─── PAGE TEXT
Heralds of gentrification already emerge on the outer borders of the neighborhood. Apartment houses are being built or renovated. Artists from a local art school have established their studios on the site of the Old Bus Station. There are plans for new apartment buildings and a park right next to it. A while ago, a fund was established that pays every student from Tel Aviv University 10.000 NIS per year if he or she moves here.
“Of course the residents are offended by this”, Yonatan says. “Why give all this money to people who need to be convinced to move here, while they have been living here for years?” But most of these people are not citizens.
“They don’t vote, so no one cares.”
“Spatial remedies are necessary but not sufficient to remedy spatial injustices – let alone social injustice.”
The residents seem to be resigned about political participation or taking action on a larger scale. As Atif and Mubarak told me earlier, they feel that all Israelis hate them. That is no surprise, given that they were here already when “south Tel Aviv [was] on fire” due to protests and clashes in 2011 and 2012.
──────
• [GOALS]:
1. Summarize the text on gentrification in two sentences.
2. Copy the part of the text on gentrification from "The residents seem" to "2011 and 2012.".
3. Translate this sentence from the text on gentrification into Spanish: "Artists from a local art school have established their studios on the site of the Old Bus Station."
─── STORED ROWS
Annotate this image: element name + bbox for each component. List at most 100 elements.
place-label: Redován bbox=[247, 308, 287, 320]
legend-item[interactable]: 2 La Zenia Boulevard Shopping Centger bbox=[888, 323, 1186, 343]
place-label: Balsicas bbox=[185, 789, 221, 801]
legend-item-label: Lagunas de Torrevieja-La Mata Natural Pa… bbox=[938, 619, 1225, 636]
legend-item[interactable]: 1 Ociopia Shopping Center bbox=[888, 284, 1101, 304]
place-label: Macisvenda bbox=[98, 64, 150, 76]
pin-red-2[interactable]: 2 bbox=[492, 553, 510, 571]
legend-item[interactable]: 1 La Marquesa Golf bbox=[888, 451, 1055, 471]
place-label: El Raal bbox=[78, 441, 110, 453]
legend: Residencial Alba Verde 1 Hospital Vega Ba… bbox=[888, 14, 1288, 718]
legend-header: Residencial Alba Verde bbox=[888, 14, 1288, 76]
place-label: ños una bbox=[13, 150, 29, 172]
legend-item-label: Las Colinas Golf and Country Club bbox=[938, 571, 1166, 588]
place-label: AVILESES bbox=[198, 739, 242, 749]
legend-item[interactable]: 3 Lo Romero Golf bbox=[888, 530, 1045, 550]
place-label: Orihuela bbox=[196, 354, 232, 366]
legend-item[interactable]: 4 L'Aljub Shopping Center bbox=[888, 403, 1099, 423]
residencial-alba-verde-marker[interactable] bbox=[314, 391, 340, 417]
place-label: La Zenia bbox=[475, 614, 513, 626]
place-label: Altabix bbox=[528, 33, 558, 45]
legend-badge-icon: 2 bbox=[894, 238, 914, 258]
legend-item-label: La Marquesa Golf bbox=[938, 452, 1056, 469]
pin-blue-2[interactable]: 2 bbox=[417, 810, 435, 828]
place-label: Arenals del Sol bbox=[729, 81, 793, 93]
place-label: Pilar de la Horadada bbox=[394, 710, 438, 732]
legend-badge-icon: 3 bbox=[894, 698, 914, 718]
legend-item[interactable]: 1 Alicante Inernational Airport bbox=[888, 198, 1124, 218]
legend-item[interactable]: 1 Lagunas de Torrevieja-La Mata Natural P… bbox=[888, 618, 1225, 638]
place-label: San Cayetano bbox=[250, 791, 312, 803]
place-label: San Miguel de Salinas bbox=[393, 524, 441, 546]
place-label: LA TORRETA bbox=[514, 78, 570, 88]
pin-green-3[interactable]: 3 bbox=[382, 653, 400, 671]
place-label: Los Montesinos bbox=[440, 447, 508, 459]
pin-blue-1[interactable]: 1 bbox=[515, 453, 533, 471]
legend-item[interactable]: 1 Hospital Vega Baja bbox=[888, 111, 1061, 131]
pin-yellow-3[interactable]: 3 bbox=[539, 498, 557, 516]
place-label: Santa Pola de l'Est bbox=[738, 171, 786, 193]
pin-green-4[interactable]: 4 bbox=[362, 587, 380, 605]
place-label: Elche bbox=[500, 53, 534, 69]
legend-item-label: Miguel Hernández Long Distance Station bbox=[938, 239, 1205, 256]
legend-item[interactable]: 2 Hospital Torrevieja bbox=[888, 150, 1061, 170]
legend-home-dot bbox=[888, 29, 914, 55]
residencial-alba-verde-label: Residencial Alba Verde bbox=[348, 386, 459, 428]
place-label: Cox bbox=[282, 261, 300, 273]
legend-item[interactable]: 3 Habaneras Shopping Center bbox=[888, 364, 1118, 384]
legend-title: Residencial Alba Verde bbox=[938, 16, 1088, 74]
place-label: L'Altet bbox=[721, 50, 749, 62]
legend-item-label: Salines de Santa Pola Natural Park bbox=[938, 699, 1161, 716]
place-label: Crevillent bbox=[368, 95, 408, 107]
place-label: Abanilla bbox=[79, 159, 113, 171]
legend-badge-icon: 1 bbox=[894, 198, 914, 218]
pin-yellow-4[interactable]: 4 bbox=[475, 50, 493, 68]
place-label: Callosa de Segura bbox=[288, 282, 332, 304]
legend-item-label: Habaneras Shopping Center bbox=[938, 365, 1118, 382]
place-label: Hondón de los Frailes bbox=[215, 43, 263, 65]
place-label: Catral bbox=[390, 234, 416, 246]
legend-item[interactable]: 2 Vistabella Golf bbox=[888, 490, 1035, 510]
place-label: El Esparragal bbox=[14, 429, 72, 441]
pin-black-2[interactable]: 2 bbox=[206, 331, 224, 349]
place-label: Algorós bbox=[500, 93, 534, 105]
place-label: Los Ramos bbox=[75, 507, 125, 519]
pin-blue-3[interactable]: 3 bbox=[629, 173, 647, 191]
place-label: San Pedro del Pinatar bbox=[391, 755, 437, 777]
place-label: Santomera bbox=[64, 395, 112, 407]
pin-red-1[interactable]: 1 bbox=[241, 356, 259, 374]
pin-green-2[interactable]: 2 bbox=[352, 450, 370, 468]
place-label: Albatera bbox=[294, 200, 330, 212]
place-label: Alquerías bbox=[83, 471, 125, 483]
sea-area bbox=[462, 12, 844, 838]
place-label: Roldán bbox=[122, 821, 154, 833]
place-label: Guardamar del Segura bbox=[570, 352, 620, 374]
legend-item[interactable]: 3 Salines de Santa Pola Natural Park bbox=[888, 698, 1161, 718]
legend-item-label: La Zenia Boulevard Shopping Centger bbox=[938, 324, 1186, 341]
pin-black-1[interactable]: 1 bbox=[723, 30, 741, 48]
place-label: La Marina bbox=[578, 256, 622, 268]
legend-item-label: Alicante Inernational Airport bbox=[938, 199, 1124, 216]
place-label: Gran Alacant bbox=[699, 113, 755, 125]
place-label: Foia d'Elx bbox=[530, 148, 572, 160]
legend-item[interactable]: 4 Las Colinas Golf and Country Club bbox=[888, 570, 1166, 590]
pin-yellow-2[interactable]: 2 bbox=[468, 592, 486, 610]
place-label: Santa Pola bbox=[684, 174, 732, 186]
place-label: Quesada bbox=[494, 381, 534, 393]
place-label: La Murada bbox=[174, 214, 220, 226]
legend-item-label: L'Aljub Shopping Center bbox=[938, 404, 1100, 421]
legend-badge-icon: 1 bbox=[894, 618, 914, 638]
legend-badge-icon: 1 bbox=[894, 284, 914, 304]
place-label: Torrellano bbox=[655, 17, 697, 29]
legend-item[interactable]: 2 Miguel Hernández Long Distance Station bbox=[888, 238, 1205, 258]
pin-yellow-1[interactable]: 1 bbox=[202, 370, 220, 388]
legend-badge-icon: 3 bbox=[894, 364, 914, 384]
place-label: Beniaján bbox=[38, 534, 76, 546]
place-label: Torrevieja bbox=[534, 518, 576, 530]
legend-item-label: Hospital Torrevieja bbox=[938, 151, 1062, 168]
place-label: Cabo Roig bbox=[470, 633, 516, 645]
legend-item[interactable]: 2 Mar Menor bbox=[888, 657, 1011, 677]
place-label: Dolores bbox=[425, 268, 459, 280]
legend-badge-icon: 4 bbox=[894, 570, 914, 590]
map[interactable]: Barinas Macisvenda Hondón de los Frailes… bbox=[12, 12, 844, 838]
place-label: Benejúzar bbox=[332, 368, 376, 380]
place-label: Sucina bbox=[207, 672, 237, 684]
──────
• [RESPONSE LIST]:
1. Signs of gentrification are appearing on the outer borders of the neighborhood: apartment houses are being built or renovated, artists have set up studios at the Old Bus Station, and a fund pays Tel Aviv University students 10.000 NIS a year to move there. Residents are offended by this, but most are not citizens and cannot vote, and they seem resigned about political participation and feel that all Israelis hate them.

2.
The residents seem to be resigned about political participation or taking action on a larger scale. As Atif and Mubarak told me earlier, they feel that all Israelis hate them. That is no surprise, given that they were here already when “south Tel Aviv [was] on fire” due to protests and clashes in 2011 and 2012.

3. Artistas de una escuela de arte local han establecido sus estudios en el sitio de la Antigua Estación de Autobuses.